Extracted records:
※ ※ ※

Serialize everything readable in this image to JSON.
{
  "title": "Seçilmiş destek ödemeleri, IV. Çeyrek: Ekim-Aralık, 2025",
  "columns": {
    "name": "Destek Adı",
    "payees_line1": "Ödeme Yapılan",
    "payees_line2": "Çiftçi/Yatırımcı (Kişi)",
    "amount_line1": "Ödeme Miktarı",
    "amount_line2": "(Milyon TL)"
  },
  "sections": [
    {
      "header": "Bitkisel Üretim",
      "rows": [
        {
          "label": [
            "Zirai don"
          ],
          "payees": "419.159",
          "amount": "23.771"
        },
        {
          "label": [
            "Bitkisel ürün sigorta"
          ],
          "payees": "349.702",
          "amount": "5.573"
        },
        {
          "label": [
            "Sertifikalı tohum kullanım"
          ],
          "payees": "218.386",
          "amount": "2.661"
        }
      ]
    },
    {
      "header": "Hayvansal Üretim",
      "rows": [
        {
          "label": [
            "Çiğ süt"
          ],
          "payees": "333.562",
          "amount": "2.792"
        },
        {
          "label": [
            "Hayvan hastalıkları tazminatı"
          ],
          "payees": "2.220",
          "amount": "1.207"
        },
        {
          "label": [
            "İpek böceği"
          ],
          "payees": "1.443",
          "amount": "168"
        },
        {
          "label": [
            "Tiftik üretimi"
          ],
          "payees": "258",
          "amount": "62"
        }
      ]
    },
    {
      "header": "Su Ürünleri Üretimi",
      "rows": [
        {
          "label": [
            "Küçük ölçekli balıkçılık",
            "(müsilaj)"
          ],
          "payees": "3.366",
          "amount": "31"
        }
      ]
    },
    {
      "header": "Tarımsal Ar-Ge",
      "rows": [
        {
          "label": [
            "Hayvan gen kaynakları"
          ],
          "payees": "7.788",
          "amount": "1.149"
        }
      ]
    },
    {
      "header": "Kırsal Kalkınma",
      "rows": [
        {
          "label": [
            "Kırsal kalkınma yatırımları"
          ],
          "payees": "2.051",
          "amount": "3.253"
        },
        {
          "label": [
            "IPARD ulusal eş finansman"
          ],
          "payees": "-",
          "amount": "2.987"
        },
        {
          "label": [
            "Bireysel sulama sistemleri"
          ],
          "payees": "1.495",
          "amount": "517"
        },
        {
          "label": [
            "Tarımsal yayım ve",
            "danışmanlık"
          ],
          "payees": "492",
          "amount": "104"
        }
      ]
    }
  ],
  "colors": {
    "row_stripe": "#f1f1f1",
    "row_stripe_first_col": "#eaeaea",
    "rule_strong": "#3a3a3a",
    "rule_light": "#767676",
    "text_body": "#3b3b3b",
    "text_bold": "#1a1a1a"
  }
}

※ ※ ※

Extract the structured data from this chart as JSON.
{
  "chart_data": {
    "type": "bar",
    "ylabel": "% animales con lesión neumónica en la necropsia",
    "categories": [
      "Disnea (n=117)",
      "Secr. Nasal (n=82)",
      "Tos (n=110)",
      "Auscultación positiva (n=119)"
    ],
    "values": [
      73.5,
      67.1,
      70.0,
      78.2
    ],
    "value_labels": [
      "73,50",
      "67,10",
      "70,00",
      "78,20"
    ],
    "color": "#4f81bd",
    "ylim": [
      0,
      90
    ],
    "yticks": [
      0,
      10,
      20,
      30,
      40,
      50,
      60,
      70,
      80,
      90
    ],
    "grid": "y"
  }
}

※ ※ ※

Show every line where the string "this" appears.

Right answer:
Serialize everything readable in this image to JSON.
Extract the structured data from this chart as JSON.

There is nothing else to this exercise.